# START OF DOCUMENT EXTRACT

Hooper takes over now and proposes a new PLAN: he wants to go down in a shark cage to fire a poison dart gun at the shark. But the shark attacks the cage, and then as the boat continues to sink, the shark leaps half onto the deck and eats Quint.
Brody is now on his own against the shark, and in one last, desperate Hail Mary PLAN (the most exciting kind in a climax), he shoves an oxygen tank into the shark’s jaws and then fires at the shark until the tank explodes, and the shark goes up in bloody bits. As almost always, it is only that last ditch plan, in which the hero/ine faces the antagonist completely on his or her own, that saves the day.
I hope this little exercise gives you an idea of how it can be really enlightening and useful to focus on and track just the plans of all the main characters in a story and how they clash and conflict, especially how they FAIL. Because every time a plan fails, it requires a recalibration and a new action, which builds tension, suspense, emotional commitment, and excitement.

# END OF DOCUMENT EXTRACT
# START OF INFORMATION GIVEN

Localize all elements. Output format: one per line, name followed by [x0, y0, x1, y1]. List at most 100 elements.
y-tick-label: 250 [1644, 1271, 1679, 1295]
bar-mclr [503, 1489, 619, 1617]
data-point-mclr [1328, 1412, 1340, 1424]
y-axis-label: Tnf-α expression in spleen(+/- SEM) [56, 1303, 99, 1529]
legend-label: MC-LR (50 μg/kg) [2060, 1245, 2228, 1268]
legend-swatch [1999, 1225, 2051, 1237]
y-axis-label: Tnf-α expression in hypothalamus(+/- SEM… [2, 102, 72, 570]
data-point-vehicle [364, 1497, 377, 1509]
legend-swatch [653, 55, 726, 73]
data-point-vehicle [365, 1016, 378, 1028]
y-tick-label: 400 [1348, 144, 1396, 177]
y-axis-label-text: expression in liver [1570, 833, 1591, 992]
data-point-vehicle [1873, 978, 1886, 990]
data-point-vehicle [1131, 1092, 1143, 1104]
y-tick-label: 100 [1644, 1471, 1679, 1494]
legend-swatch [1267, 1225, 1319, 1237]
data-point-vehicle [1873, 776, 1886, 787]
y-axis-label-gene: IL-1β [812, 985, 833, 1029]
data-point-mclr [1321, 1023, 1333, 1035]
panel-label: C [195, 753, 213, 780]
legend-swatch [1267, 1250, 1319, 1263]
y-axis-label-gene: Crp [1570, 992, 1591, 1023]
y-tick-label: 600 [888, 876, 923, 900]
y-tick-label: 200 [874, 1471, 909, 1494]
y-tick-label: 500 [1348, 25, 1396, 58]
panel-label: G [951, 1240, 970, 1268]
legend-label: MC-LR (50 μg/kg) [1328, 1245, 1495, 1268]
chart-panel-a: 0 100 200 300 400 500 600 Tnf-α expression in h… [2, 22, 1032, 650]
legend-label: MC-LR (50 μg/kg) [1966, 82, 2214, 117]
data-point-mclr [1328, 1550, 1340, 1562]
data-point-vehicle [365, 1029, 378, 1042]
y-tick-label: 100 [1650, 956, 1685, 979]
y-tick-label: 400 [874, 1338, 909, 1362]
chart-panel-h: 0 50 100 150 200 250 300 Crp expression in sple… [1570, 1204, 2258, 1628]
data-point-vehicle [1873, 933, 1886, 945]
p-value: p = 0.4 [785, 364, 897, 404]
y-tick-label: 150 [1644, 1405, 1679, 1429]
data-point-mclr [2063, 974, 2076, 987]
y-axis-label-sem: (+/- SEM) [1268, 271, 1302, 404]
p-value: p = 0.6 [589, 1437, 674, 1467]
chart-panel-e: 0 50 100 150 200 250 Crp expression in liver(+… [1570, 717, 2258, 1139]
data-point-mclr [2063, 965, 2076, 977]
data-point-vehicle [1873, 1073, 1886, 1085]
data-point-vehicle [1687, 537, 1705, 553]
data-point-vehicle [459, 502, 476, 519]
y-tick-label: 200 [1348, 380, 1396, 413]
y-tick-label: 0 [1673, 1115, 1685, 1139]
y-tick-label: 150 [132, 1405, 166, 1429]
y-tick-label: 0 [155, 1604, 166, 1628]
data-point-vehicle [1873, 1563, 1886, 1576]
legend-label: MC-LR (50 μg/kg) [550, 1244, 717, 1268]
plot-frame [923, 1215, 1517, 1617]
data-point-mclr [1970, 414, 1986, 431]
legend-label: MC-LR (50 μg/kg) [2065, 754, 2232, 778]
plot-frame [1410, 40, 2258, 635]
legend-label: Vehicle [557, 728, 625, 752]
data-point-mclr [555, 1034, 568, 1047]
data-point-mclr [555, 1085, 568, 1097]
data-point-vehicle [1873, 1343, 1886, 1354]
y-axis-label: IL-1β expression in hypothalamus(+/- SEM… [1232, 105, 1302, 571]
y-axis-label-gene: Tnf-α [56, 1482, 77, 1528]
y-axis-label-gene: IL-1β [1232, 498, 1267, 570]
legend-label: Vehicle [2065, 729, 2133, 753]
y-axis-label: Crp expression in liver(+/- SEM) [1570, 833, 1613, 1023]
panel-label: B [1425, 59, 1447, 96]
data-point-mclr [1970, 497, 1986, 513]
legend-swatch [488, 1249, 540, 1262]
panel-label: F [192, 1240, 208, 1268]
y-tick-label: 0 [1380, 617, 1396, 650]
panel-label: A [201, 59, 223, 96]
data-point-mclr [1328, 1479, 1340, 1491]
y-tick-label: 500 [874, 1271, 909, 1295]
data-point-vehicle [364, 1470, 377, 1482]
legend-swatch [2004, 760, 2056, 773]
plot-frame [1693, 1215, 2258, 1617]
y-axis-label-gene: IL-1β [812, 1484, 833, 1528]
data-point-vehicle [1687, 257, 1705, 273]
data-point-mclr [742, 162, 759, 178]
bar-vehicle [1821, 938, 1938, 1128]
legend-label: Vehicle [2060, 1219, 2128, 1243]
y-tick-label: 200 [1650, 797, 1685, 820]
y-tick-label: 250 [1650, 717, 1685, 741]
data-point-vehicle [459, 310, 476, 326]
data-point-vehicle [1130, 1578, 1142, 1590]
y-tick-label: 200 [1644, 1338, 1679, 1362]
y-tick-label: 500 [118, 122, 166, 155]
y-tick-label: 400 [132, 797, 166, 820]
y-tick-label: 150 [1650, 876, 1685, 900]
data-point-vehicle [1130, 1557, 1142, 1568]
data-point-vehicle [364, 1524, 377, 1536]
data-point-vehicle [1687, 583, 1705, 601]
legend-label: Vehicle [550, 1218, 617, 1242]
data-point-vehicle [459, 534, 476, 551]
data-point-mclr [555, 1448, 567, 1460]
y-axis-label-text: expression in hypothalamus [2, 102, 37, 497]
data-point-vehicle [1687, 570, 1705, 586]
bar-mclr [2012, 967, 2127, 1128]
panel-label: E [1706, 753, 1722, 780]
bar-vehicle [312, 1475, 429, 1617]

# END OF INFORMATION GIVEN

TO DO »
• a. Can you print the part of the Jaws plot passage that opens with the words containing "Brody is now" and closes with "commitment, and excitement."?
• b. Answer these questions on the Jaws plot passage:
(i) What does Hooper plan to fire at the shark from the cage?
(ii) What does Brody shove into the shark's jaws?
(iii) What does every failed plan require?

THE SOLUTIONS »
• a.
Brody is now on his own against the shark, and in one last, desperate Hail Mary PLAN (the most exciting kind in a climax), he shoves an oxygen tank into the shark’s jaws and then fires at the shark until the tank explodes, and the shark goes up in bloody bits. As almost always, it is only that last ditch plan, in which the hero/ine faces the antagonist completely on his or her own, that saves the day.
I hope this little exercise gives you an idea of how it can be really enlightening and useful to focus on and track just the plans of all the main characters in a story and how they clash and conflict, especially how they FAIL. Because every time a plan fails, it requires a recalibration and a new action, which builds tension, suspense, emotional commitment, and excitement.

• b.
(i) A poison dart gun.
(ii) An oxygen tank.
(iii) A recalibration and a new action.